- SOURCE PASSAGE
----

The present invention relates to an MR (magnetic resonance) imaging method and an MRI (magnetic resonance imaging) coil, and more particularly to an MR imaging method and an MRI coil capable of improving an SNR (signal-to-noise ratio).
There has heretofore been proposed a technique of conducting parallel MRI with a plurality of coils having significantly different sensitivity distributions from one to another disposed in the phase encoding direction (for example, see Patent Document 1). The parallel MRI is a technique for producing an MR image by receiving signals from a subject by a plurality of coils and processing them in parallel for reducing the imaging time.
Moreover, the SNR in a SENSE (sensitivity encoding) technique is known to be inversely proportional to a g factor (geometry factor) (for example, see Non-patent Document 1). The SENSE technique, which is one type of parallel MRI, is a technique of decimating the phase encoding steps, instead of receiving signals by a plurality of coils in parallel, for reducing the imaging time. The “g factor” is a value determined by the position of coils and the SENSE algorithm.
[Patent Document 1] Japanese Patent Application Laid Open No. 2003-79595 ([0009]).
[Non-patent Document 1] “Getting a Good Command of MRI” (Japanese original title: “MRI Ouyou Jizai”), edited by Jun'ichi Hachiya and another, published by Medical Review Co., Ltd., (Nov. 10, 2001), pp. 9-10.
Such conventional parallel MRI and SENSE techniques employ a pair of single-turn coils (a single-turn coil is a coil whose number of turns is one) that are disposed to face each other across a space for accommodating a subject.
The single-turn coil, however, does not have high sensitivity in close proximity to its coil plane, and hence, the rate of change in sensitivity is not high in the face-to-face direction and the g factor is increased, leading to a problem that a sufficiently high SNR cannot be obtained.

----

- TASK INSTRUCTIONS
Please reproduce the portion of the MRI coil passage that starts at the words "The single-turn coil, however, does" and stops after "cannot be obtained.".

Structured page parsing data:
----

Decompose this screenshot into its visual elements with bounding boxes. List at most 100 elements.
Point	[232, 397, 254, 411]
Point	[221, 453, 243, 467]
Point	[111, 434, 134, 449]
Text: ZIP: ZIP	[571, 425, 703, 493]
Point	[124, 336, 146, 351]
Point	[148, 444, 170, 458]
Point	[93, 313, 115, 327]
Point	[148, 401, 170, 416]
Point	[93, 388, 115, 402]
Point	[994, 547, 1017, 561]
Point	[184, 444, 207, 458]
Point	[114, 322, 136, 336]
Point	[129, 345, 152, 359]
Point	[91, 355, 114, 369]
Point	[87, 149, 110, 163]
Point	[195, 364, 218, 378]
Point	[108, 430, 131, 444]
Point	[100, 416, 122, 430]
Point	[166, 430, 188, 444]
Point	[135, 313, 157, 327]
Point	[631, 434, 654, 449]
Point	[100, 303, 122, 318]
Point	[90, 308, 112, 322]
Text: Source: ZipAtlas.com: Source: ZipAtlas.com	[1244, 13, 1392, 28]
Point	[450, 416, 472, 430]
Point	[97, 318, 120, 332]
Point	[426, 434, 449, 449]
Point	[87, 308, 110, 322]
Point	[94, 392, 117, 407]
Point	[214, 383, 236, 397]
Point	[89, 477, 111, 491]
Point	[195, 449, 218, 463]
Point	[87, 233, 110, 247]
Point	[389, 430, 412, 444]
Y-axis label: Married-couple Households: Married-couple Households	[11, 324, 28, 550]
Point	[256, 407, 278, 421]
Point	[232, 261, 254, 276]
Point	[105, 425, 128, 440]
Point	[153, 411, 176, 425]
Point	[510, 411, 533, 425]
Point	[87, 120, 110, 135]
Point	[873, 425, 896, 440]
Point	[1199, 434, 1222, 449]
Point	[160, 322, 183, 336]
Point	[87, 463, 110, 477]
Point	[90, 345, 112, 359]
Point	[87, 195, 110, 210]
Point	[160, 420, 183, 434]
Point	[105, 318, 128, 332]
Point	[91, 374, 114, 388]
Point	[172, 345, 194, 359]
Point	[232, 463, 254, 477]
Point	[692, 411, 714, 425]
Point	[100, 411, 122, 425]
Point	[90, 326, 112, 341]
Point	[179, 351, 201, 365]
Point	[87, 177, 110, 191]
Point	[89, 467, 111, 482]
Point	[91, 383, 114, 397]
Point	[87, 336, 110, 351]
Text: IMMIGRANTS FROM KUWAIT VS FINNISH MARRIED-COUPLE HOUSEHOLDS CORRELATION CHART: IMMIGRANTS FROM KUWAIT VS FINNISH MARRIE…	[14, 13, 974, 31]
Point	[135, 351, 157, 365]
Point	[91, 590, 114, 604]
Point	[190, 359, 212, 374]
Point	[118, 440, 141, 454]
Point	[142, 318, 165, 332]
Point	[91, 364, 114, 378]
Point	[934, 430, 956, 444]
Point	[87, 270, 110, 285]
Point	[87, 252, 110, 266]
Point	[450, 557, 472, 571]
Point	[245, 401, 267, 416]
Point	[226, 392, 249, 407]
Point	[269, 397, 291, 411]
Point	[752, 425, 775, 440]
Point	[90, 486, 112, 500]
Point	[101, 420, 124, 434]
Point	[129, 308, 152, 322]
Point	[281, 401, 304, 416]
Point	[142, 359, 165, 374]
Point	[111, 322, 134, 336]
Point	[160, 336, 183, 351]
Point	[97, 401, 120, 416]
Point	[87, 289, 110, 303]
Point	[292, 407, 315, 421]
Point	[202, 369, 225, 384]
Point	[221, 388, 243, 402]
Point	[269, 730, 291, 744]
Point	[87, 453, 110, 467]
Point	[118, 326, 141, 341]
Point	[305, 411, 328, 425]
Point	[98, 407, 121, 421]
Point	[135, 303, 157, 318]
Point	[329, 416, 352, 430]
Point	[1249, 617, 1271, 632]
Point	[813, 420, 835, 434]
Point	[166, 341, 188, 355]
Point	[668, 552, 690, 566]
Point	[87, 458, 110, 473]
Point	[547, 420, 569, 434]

----

- RESULT BELOW
The single-turn coil, however, does not have high sensitivity in close proximity to its coil plane, and hence, the rate of change in sensitivity is not high in the face-to-face direction and the g factor is increased, leading to a problem that a sufficiently high SNR cannot be obtained.